EXERCISE GOAL:
Locate every line that holds the string "statistical" and copy it.

<<<<

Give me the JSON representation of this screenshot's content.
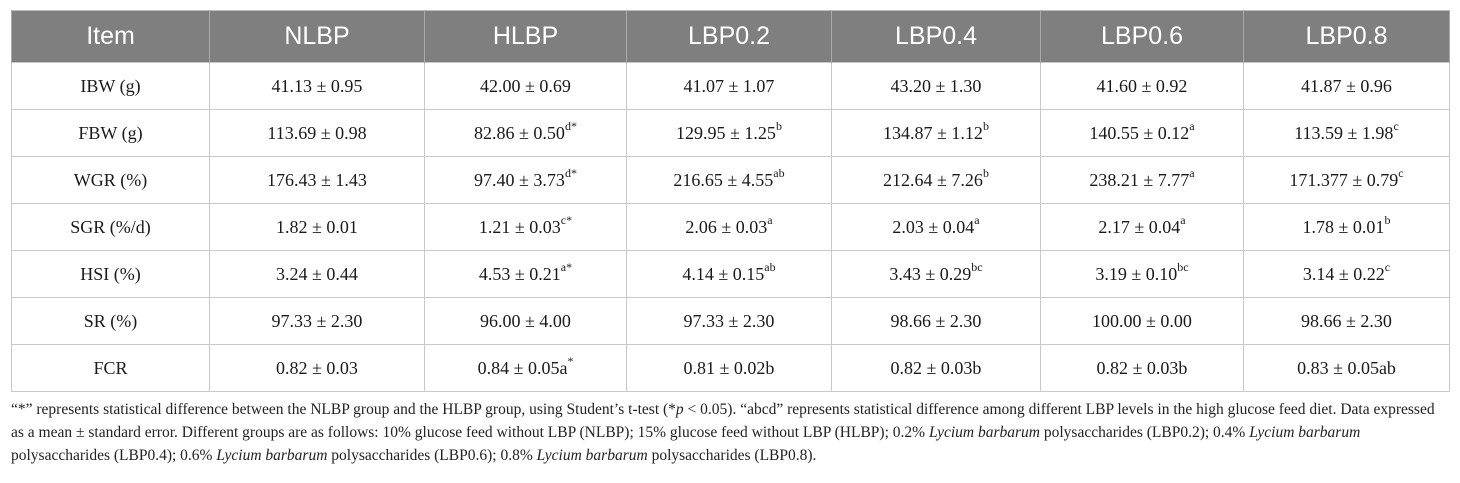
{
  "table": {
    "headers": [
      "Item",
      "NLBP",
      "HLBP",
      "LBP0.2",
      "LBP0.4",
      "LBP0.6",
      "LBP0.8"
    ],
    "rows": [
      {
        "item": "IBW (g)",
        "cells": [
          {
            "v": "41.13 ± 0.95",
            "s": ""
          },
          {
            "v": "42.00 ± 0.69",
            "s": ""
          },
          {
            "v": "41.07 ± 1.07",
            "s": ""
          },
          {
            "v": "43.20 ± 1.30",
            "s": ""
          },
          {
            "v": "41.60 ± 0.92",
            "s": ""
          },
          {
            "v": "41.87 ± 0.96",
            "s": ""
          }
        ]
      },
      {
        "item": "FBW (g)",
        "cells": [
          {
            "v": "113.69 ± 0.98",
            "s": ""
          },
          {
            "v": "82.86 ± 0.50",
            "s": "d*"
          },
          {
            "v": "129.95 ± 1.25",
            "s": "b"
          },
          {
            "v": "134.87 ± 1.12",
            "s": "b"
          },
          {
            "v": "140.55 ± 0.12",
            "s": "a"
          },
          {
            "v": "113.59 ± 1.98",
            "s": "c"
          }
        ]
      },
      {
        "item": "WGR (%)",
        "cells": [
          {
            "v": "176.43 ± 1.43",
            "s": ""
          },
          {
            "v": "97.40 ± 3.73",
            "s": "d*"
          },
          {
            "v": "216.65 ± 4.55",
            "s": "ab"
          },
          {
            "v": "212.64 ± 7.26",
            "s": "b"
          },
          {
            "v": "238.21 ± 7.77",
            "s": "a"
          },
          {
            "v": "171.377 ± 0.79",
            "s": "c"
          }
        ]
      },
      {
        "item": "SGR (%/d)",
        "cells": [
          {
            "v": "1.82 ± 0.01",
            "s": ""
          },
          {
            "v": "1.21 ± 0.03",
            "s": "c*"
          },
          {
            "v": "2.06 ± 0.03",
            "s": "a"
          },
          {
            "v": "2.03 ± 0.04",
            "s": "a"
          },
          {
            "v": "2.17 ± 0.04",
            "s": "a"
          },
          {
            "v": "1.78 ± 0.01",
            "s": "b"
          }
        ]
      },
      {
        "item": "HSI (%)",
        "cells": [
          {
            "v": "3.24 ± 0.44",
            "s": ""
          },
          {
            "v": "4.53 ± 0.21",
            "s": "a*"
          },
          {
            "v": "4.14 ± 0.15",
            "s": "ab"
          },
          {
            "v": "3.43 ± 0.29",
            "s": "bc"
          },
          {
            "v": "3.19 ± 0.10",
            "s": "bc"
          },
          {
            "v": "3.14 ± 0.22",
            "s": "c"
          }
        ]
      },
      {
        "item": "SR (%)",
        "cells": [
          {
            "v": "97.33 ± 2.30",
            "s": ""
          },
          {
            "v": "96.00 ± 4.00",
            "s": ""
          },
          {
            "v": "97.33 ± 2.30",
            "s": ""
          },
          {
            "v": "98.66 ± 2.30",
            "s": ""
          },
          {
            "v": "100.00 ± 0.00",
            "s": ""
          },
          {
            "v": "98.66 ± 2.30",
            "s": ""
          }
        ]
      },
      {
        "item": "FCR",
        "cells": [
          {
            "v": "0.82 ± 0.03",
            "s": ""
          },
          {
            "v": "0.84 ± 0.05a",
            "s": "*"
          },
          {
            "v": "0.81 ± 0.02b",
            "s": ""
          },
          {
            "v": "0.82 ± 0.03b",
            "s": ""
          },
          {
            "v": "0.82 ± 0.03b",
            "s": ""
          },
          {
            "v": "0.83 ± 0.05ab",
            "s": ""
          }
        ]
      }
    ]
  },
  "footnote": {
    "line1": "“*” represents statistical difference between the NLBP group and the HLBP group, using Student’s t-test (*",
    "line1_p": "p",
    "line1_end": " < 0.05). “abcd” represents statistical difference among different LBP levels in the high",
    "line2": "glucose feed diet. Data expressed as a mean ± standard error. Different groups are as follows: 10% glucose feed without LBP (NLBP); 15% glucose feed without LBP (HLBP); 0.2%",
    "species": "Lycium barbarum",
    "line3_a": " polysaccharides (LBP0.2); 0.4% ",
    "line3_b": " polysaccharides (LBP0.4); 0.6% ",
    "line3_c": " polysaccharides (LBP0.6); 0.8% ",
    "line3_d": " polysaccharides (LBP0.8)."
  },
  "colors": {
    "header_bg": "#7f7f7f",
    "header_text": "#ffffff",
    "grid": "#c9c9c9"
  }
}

>>>>
<<<<

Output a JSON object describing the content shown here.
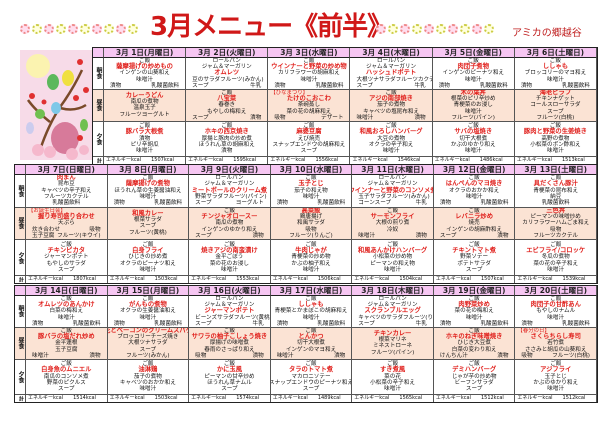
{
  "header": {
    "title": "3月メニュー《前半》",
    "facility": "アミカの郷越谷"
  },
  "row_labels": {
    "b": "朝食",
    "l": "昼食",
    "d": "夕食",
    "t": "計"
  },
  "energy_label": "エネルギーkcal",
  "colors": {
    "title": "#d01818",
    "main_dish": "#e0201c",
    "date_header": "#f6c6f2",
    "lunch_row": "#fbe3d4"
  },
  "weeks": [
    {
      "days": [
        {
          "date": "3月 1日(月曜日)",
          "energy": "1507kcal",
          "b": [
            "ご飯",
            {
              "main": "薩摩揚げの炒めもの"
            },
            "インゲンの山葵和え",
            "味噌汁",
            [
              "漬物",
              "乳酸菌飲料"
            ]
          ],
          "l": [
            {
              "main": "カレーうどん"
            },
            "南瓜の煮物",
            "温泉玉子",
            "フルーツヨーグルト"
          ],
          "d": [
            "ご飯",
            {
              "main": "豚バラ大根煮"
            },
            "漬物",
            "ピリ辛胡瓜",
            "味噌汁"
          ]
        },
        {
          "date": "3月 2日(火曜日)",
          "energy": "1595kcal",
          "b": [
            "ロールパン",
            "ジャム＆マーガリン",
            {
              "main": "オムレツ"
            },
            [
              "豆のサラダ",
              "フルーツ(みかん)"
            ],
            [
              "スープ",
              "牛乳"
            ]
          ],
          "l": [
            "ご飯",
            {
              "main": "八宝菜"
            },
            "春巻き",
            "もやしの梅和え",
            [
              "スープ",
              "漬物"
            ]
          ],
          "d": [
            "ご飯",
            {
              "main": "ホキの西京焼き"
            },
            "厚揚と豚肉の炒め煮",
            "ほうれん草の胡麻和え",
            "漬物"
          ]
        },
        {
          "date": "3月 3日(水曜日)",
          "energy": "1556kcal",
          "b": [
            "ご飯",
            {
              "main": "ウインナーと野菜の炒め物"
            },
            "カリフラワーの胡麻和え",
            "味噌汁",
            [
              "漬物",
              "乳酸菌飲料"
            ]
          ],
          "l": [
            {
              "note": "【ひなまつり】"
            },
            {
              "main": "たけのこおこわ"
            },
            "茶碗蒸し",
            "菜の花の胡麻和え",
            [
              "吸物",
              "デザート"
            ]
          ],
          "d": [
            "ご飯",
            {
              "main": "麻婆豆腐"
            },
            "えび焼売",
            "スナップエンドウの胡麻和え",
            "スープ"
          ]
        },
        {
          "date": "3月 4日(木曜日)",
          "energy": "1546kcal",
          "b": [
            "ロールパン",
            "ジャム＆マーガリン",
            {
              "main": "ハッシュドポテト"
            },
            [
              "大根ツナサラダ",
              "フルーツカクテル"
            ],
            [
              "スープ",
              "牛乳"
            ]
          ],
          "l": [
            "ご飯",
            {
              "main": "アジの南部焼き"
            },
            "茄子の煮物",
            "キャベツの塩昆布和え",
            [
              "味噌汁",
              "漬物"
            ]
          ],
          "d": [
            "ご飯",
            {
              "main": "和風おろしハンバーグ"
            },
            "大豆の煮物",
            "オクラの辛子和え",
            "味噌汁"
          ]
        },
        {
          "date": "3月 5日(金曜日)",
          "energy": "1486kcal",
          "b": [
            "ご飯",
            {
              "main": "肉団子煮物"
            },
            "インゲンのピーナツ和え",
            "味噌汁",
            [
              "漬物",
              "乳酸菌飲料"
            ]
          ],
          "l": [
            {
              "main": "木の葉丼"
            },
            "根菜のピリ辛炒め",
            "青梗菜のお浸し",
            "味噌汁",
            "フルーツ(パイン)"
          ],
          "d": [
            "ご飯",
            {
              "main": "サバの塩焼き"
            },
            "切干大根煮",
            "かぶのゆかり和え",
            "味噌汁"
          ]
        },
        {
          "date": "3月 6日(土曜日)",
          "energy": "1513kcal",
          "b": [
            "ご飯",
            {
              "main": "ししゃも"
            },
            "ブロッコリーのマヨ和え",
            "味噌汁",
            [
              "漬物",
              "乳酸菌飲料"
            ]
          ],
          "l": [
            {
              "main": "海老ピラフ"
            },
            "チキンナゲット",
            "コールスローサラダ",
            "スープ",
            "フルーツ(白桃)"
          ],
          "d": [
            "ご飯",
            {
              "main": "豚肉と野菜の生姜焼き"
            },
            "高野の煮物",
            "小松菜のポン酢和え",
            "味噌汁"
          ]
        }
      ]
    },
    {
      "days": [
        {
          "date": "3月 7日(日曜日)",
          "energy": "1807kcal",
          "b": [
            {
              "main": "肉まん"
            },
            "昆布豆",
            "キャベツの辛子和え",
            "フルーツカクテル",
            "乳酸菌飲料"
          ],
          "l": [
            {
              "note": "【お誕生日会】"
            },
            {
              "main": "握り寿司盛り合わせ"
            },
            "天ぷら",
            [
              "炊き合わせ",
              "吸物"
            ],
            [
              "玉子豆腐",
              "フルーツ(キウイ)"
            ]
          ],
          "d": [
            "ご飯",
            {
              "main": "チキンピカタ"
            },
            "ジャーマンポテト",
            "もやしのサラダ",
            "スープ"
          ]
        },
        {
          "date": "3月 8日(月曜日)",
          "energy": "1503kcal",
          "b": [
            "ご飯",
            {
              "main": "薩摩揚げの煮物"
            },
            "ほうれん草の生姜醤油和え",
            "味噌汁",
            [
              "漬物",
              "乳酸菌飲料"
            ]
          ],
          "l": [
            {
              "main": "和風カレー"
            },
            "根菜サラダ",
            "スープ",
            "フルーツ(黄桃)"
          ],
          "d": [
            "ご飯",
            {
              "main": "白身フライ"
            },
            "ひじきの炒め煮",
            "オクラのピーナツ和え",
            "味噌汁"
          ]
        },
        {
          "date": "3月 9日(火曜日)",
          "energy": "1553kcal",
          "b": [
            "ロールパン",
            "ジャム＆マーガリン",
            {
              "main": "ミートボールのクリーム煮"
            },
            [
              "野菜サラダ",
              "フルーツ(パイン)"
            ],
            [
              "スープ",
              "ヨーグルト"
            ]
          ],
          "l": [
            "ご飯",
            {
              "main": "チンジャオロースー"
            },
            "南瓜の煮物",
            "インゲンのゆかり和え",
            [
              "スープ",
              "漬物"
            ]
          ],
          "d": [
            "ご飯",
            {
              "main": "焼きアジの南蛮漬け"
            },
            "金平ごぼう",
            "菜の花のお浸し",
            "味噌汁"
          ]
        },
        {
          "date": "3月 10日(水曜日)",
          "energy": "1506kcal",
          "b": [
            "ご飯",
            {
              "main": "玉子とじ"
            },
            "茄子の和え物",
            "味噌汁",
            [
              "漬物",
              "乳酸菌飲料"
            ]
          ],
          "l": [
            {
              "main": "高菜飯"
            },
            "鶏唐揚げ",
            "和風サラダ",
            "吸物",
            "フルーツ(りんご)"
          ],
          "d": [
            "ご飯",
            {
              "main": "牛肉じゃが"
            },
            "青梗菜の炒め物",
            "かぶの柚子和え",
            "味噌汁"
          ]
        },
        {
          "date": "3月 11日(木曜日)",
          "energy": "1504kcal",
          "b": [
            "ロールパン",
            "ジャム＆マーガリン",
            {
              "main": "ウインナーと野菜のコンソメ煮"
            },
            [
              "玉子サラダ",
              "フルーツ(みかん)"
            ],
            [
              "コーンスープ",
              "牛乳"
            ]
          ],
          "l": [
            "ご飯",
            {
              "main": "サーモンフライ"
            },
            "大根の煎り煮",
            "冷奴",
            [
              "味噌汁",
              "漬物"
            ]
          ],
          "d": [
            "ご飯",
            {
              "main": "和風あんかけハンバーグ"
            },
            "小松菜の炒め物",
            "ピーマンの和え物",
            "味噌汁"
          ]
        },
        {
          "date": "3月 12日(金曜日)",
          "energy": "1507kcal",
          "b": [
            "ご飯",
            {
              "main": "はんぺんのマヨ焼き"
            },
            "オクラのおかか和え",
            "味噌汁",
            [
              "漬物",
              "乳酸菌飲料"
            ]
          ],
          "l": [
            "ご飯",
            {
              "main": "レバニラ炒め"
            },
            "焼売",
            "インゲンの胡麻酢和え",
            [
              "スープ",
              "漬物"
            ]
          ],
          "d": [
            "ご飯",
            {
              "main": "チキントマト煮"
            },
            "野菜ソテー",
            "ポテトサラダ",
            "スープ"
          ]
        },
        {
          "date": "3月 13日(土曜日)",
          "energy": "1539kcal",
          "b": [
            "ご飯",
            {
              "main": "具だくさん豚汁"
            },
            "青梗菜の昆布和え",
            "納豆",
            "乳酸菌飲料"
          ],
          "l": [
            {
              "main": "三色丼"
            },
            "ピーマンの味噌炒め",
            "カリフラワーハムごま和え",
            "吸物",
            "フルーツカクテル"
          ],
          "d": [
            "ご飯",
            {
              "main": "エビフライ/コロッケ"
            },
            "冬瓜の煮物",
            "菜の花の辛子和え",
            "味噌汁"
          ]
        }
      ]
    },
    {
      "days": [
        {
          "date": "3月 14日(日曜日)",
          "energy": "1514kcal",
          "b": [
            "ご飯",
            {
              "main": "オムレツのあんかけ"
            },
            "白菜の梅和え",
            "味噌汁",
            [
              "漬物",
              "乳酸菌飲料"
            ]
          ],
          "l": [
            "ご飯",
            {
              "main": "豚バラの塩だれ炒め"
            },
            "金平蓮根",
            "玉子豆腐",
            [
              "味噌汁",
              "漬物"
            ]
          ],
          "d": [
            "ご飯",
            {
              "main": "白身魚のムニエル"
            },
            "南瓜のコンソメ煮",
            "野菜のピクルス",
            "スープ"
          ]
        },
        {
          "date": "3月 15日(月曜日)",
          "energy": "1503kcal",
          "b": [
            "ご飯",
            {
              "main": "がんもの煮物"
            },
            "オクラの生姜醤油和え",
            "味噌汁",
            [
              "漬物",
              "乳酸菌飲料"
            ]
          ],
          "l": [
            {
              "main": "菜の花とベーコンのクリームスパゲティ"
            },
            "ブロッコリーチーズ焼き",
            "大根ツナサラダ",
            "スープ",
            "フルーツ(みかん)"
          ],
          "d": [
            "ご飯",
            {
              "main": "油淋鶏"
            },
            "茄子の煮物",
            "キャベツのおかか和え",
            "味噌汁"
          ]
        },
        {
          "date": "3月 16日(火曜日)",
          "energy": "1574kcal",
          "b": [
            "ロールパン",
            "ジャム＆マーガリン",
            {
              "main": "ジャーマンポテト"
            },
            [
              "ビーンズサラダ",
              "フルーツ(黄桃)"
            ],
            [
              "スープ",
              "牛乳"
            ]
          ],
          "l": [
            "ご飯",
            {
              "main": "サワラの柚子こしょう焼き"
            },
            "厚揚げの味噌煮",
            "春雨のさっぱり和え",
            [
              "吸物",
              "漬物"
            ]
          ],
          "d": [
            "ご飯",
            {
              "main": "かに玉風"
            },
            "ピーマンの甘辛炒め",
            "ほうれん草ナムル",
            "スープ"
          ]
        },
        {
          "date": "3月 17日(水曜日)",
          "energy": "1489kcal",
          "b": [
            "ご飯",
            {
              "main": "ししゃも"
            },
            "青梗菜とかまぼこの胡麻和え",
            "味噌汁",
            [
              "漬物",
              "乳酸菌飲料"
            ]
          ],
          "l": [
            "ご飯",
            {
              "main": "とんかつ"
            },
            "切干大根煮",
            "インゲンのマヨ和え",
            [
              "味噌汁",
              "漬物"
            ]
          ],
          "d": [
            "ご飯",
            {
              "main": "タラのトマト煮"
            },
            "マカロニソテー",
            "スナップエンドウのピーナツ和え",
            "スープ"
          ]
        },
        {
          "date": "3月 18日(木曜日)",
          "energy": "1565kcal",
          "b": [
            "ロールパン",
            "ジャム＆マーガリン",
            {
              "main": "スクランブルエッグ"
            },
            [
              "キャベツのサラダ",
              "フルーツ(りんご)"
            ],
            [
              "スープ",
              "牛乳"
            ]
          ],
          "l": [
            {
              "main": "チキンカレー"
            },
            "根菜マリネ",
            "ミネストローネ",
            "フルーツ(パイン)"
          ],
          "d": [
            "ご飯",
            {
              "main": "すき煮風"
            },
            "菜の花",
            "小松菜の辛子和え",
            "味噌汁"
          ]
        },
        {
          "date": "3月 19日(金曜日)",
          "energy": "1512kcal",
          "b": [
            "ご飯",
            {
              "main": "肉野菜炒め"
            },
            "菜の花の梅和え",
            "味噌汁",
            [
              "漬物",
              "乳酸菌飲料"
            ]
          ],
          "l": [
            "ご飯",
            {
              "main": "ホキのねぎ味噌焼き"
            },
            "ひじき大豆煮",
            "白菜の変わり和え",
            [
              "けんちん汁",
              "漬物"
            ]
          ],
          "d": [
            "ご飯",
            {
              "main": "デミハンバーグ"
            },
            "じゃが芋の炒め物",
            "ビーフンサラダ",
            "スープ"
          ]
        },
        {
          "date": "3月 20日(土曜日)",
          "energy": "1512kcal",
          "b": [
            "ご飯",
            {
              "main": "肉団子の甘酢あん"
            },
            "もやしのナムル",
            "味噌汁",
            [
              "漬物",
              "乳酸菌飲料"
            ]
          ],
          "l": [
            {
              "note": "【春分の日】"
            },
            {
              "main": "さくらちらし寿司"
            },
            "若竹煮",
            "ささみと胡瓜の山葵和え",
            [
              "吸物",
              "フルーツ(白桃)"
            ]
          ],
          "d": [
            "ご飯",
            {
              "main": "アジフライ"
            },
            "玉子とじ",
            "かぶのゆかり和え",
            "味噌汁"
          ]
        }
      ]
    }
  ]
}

>>>>

RESPONSE TO THIS EXERCISE:
    "line1": "“*” represents statistical difference between the NLBP group and the HLBP group, using Student’s t-test (*",
    "line1_end": " < 0.05). “abcd” represents statistical difference among different LBP levels in the high",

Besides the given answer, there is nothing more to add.